_Exercise objective_
Keep the pictures out of the copy and print all the entries below exactly.

_Entries supplied_
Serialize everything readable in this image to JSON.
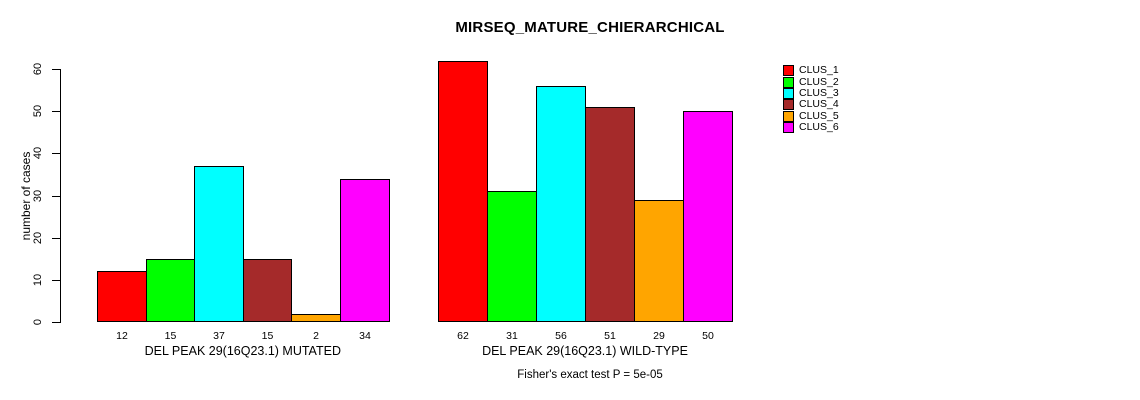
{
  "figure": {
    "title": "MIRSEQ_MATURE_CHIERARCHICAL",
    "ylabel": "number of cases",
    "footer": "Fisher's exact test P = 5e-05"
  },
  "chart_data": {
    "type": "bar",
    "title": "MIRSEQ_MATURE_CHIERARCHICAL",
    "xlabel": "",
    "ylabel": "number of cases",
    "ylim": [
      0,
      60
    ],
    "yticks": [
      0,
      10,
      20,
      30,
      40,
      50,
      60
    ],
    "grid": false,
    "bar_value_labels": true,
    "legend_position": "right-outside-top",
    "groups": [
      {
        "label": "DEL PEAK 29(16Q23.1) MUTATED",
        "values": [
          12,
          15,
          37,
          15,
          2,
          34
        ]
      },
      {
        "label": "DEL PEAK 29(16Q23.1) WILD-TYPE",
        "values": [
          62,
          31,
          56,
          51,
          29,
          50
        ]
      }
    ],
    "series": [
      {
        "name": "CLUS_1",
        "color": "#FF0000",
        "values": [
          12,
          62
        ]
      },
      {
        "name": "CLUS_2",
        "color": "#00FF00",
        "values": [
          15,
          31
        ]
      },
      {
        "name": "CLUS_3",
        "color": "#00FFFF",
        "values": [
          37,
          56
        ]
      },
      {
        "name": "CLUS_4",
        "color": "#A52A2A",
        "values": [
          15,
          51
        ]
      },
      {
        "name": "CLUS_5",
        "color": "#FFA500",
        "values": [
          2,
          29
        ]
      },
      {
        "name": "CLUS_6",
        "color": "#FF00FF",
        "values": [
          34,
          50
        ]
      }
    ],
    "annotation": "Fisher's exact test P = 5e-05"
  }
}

_Answer to the task_
Serialize everything readable in this image to JSON.
{
  "figure": {
    "title": "MIRSEQ_MATURE_CHIERARCHICAL",
    "ylabel": "number of cases",
    "footer": "Fisher's exact test P = 5e-05"
  },
  "chart_data": {
    "type": "bar",
    "title": "MIRSEQ_MATURE_CHIERARCHICAL",
    "xlabel": "",
    "ylabel": "number of cases",
    "ylim": [
      0,
      60
    ],
    "yticks": [
      0,
      10,
      20,
      30,
      40,
      50,
      60
    ],
    "grid": false,
    "bar_value_labels": true,
    "legend_position": "right-outside-top",
    "groups": [
      {
        "label": "DEL PEAK 29(16Q23.1) MUTATED",
        "values": [
          12,
          15,
          37,
          15,
          2,
          34
        ]
      },
      {
        "label": "DEL PEAK 29(16Q23.1) WILD-TYPE",
        "values": [
          62,
          31,
          56,
          51,
          29,
          50
        ]
      }
    ],
    "series": [
      {
        "name": "CLUS_1",
        "color": "#FF0000",
        "values": [
          12,
          62
        ]
      },
      {
        "name": "CLUS_2",
        "color": "#00FF00",
        "values": [
          15,
          31
        ]
      },
      {
        "name": "CLUS_3",
        "color": "#00FFFF",
        "values": [
          37,
          56
        ]
      },
      {
        "name": "CLUS_4",
        "color": "#A52A2A",
        "values": [
          15,
          51
        ]
      },
      {
        "name": "CLUS_5",
        "color": "#FFA500",
        "values": [
          2,
          29
        ]
      },
      {
        "name": "CLUS_6",
        "color": "#FF00FF",
        "values": [
          34,
          50
        ]
      }
    ],
    "annotation": "Fisher's exact test P = 5e-05"
  }
}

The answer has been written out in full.